[Items from a figure collection]

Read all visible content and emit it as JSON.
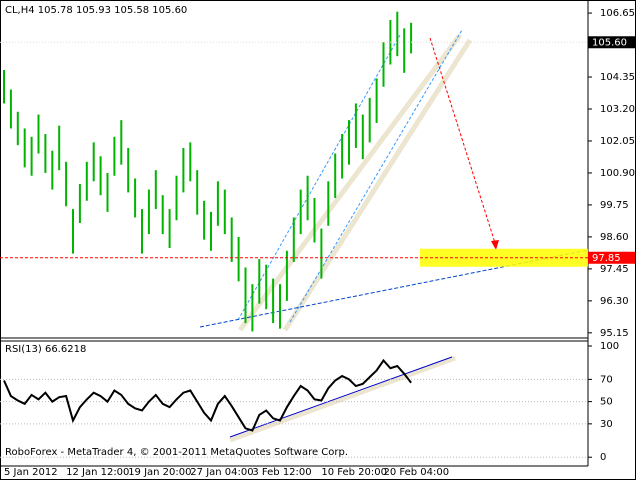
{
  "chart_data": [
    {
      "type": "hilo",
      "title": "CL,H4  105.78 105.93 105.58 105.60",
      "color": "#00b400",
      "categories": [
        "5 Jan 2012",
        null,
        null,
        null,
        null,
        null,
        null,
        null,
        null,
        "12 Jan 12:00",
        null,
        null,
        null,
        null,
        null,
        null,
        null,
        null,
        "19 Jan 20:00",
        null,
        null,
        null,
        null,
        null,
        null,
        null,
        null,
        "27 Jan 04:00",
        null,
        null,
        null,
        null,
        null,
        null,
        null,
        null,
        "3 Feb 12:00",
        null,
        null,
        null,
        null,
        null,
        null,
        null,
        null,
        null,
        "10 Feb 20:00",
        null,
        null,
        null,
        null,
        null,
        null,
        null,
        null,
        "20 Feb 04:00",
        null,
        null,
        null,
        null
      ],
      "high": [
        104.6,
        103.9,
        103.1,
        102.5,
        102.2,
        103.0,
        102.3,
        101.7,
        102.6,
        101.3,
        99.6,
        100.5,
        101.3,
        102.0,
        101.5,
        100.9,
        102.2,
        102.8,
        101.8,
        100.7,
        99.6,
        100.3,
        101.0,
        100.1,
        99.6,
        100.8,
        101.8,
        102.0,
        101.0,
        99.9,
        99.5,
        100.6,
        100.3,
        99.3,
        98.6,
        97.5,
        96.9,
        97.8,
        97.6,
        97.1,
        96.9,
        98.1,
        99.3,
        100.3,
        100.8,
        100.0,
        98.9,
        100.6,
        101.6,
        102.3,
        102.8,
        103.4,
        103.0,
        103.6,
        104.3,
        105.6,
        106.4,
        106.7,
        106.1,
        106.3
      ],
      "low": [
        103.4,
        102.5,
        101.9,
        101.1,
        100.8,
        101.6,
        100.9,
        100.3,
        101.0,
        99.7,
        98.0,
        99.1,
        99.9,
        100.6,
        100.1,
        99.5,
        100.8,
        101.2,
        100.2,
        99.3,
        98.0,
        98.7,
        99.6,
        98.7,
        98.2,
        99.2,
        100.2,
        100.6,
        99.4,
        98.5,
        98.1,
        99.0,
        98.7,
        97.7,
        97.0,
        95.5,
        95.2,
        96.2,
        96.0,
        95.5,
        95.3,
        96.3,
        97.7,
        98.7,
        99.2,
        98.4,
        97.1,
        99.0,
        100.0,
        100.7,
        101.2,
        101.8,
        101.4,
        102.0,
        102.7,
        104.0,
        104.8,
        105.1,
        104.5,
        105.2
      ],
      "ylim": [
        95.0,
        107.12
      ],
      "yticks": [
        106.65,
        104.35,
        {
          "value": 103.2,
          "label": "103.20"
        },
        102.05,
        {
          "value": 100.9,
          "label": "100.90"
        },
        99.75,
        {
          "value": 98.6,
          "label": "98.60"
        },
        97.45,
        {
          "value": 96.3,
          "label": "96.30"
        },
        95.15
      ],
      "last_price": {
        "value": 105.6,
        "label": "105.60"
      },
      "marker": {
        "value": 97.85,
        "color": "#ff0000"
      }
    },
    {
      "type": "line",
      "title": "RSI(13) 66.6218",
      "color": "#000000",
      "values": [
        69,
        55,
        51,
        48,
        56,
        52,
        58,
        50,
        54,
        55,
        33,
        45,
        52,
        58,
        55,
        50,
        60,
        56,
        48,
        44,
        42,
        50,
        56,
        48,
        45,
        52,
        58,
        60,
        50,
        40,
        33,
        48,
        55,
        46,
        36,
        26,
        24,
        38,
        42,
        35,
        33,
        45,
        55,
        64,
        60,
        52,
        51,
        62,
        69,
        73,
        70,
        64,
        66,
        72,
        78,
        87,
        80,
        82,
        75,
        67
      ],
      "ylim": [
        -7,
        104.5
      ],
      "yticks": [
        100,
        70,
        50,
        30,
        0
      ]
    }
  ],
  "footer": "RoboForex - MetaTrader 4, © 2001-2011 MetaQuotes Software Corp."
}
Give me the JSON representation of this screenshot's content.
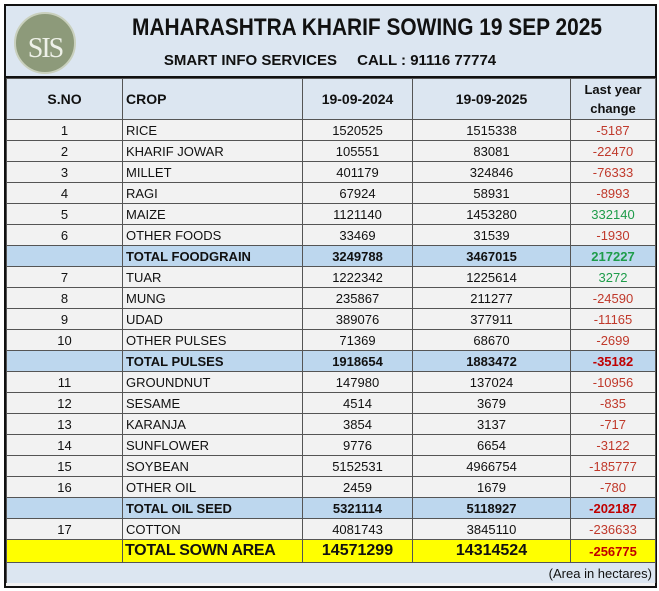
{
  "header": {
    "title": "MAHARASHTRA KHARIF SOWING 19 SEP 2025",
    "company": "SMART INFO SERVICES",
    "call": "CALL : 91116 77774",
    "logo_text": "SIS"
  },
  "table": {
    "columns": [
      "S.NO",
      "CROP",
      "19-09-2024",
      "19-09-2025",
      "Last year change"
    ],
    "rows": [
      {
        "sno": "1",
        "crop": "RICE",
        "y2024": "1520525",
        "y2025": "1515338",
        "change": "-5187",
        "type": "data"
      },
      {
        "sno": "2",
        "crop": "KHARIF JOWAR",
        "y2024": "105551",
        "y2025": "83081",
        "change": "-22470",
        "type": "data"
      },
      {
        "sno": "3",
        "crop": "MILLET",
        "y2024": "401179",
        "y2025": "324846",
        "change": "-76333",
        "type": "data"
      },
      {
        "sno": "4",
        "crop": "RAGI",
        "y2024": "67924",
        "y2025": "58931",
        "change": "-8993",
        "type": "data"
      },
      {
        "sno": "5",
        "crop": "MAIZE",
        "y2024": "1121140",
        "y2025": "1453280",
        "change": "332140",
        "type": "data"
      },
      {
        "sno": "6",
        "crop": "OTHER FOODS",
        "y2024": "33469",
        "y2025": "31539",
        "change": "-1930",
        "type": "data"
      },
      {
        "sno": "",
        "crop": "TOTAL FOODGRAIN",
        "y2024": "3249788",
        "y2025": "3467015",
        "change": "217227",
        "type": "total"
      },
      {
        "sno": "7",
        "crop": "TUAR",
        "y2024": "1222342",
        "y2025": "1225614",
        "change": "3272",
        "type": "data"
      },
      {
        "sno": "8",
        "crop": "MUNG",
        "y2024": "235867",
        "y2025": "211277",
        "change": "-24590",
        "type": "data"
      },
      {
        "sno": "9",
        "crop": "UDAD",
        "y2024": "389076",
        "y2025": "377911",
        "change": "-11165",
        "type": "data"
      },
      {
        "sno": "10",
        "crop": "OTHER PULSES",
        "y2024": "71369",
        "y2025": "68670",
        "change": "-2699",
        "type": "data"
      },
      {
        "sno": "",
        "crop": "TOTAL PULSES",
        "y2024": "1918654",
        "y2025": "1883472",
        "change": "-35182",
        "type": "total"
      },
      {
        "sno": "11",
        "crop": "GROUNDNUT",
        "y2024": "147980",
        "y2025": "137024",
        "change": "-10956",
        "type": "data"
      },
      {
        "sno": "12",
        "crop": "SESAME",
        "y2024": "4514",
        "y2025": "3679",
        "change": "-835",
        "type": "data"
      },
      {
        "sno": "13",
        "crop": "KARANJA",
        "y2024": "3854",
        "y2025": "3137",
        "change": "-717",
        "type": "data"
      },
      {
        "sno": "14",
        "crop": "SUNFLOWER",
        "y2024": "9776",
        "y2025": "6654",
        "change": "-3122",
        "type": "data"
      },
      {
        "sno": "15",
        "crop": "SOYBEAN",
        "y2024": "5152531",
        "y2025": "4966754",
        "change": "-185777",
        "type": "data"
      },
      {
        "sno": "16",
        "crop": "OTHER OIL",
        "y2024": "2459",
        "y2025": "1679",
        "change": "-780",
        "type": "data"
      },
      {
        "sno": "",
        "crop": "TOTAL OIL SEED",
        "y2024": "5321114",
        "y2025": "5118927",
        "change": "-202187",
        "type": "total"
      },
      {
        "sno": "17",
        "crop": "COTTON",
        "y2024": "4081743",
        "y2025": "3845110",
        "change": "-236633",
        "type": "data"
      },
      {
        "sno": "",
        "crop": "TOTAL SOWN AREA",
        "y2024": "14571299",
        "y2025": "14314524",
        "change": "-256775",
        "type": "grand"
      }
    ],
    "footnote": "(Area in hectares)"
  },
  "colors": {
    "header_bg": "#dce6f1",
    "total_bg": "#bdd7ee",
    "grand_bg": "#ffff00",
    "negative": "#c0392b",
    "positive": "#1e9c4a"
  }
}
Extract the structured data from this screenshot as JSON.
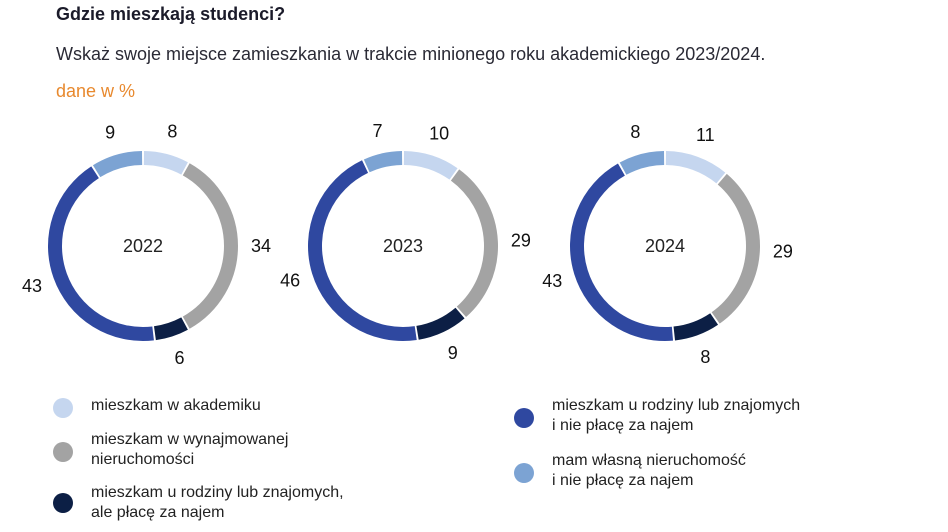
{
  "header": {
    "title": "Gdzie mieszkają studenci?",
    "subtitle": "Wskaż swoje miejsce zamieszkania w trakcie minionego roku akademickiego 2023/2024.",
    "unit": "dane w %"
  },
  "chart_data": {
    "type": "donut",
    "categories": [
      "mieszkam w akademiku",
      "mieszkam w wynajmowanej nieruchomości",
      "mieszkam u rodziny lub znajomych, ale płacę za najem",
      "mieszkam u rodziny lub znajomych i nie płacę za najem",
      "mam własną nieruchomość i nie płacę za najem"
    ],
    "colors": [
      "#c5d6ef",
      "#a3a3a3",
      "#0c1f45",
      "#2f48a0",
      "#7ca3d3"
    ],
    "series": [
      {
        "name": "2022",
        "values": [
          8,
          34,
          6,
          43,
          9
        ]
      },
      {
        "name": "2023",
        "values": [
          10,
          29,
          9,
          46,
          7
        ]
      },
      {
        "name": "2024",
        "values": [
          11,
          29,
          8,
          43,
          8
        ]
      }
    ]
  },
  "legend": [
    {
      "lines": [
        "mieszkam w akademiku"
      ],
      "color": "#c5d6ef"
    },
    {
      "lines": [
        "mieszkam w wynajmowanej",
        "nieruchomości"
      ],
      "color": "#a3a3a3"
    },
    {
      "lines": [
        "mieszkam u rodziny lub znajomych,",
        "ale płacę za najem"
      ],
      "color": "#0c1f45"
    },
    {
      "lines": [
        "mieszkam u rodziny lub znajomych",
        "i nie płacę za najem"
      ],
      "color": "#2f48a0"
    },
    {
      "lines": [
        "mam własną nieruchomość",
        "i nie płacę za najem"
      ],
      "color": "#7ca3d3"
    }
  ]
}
==
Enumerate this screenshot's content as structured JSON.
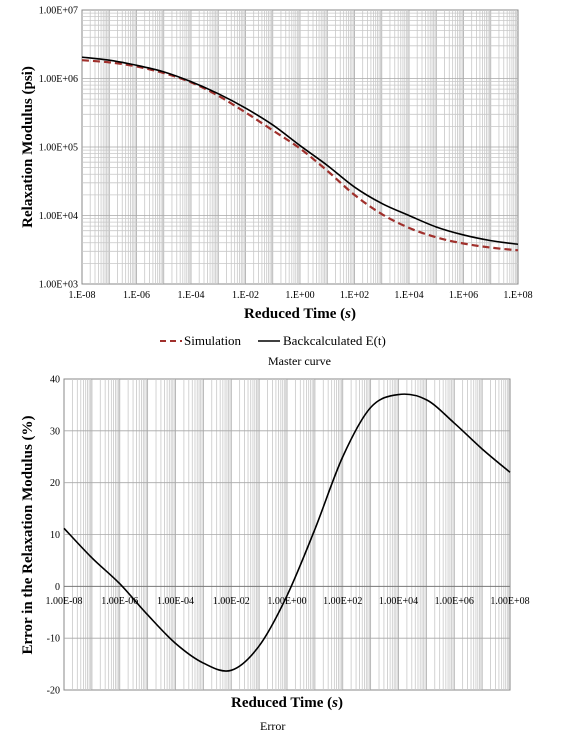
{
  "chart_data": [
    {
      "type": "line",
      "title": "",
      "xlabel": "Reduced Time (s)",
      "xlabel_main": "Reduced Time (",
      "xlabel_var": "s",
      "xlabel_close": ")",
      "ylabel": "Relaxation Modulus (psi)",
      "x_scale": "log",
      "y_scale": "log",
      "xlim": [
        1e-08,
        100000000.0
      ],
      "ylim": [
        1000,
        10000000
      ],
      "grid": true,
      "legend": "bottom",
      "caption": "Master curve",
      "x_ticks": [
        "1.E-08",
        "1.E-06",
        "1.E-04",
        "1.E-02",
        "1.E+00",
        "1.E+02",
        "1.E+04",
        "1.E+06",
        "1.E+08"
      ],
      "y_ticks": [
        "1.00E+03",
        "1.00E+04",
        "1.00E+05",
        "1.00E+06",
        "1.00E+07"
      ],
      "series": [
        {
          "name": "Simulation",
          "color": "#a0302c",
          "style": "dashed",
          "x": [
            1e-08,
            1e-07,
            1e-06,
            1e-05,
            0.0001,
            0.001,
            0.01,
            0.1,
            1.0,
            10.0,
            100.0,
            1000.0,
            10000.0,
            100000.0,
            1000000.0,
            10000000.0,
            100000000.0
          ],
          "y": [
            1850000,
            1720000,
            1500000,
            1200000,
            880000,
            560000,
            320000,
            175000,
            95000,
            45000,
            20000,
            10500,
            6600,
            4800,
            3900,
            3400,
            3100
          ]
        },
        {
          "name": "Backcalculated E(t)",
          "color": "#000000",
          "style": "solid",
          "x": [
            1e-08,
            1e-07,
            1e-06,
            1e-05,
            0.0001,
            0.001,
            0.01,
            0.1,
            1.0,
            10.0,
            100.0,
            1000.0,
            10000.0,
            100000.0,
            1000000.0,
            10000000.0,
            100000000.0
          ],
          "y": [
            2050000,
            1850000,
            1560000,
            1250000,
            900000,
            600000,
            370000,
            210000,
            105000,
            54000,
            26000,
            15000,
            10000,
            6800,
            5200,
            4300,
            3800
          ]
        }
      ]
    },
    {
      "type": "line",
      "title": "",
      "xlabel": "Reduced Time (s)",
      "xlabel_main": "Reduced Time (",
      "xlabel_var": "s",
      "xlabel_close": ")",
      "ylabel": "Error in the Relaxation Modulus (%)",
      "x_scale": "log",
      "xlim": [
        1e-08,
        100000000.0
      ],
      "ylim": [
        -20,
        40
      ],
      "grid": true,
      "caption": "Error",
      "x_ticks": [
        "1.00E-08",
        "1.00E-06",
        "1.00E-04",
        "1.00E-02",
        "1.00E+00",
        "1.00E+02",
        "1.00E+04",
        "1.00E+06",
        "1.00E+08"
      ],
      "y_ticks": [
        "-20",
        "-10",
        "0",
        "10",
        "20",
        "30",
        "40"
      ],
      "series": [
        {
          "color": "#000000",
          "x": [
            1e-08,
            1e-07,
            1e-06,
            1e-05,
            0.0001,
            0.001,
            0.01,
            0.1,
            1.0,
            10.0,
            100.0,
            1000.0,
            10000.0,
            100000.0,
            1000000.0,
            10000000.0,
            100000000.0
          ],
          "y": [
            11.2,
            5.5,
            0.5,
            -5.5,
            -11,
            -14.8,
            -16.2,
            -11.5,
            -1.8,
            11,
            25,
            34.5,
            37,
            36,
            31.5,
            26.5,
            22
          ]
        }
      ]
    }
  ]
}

● To be done
Pick out the lines that include the word "rodziny" and write them out.

● Answer
      "mieszkam u rodziny lub znajomych, ale płacę za najem",
      "mieszkam u rodziny lub znajomych i nie płacę za najem",
        "mieszkam u rodziny lub znajomych,",
        "mieszkam u rodziny lub znajomych",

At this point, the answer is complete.